■ **WHAT YOU WILL DO**: Once the lines below holding the string "receptor" are counted, give that number alone.

■ **SUPPLIED DATA**:
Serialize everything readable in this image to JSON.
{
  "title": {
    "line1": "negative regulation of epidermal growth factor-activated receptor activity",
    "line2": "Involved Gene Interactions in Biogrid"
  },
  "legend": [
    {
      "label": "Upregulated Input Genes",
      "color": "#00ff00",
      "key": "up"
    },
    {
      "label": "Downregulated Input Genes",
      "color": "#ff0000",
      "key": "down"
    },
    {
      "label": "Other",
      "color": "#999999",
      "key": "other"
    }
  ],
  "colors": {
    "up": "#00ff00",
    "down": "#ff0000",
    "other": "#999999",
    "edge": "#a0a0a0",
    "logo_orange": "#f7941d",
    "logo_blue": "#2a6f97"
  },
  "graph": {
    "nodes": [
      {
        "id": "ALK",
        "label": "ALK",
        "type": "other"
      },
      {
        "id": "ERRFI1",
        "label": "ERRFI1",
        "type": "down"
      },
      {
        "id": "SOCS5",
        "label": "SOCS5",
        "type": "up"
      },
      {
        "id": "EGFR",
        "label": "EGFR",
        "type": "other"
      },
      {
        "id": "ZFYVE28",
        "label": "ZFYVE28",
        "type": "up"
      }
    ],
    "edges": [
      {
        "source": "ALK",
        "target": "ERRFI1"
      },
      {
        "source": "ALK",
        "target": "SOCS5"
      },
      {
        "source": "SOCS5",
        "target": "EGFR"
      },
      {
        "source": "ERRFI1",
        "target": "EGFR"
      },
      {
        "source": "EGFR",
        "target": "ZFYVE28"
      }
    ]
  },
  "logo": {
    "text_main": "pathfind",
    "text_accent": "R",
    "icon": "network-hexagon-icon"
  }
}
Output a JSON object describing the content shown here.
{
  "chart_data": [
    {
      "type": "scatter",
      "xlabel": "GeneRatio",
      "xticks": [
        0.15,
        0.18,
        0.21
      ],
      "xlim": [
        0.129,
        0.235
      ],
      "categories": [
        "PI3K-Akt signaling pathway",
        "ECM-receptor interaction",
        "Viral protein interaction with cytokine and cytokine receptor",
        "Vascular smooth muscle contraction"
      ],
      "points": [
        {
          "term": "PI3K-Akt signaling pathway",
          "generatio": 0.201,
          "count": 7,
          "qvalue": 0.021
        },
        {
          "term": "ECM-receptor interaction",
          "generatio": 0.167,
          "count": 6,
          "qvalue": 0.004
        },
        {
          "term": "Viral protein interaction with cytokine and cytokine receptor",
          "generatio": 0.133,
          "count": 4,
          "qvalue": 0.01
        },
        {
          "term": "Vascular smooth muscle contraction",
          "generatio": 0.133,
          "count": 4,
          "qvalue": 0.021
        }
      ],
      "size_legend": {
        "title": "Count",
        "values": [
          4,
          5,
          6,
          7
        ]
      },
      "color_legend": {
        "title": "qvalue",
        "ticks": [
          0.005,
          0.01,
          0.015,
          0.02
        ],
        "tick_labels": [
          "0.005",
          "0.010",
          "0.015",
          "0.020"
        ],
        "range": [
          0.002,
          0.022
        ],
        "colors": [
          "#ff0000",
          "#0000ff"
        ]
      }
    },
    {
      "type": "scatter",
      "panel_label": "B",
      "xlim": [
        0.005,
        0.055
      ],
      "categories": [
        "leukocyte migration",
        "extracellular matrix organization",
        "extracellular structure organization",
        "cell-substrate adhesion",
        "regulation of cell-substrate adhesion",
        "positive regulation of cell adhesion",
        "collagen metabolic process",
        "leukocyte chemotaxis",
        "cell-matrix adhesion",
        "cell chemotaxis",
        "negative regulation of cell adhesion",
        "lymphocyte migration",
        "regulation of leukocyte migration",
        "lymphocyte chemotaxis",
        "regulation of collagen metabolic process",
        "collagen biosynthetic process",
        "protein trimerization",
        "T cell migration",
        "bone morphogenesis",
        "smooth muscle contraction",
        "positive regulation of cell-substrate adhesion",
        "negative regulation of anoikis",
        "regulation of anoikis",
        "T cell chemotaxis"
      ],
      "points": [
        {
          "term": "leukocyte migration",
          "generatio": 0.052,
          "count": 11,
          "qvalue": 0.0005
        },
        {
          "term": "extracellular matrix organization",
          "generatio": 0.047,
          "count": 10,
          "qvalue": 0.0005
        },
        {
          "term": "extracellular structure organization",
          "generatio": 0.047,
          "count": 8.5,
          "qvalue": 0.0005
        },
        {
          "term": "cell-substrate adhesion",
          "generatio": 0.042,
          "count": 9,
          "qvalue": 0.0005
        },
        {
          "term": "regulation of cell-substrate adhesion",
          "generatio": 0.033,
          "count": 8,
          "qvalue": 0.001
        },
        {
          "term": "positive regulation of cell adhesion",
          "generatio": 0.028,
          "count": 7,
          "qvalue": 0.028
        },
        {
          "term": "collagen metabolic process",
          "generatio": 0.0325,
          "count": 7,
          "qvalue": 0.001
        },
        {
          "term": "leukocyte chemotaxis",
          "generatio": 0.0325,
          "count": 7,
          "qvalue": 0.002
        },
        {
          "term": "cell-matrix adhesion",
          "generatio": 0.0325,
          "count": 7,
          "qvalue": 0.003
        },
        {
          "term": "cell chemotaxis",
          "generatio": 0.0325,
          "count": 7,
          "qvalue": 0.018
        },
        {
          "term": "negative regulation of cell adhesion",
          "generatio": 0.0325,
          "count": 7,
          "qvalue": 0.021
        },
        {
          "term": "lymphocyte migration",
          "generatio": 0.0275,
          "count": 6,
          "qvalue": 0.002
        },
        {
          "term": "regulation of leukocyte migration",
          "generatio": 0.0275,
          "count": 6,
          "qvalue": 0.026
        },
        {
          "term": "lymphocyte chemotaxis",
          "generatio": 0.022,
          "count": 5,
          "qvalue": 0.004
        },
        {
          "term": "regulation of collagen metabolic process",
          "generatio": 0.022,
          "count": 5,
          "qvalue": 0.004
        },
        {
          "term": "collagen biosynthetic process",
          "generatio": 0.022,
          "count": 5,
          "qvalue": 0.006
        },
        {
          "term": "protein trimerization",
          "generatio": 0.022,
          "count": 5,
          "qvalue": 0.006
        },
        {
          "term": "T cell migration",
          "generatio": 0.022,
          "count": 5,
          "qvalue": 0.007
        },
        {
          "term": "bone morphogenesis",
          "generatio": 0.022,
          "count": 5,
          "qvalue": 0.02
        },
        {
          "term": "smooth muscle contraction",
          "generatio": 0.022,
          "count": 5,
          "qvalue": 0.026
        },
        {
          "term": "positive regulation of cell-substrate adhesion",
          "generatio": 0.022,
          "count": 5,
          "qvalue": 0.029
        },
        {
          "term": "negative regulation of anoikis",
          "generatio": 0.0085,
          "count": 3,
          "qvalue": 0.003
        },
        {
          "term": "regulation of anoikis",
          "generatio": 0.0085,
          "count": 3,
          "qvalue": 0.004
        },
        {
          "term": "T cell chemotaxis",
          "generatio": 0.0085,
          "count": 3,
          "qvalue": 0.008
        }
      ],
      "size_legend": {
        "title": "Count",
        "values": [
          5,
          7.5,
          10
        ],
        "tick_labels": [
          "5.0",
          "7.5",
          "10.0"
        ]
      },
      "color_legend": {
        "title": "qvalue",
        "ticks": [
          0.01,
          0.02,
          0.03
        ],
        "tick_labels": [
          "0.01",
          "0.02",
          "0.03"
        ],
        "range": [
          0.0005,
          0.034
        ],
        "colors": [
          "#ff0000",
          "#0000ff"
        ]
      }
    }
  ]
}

■ **RESPONSE**: 5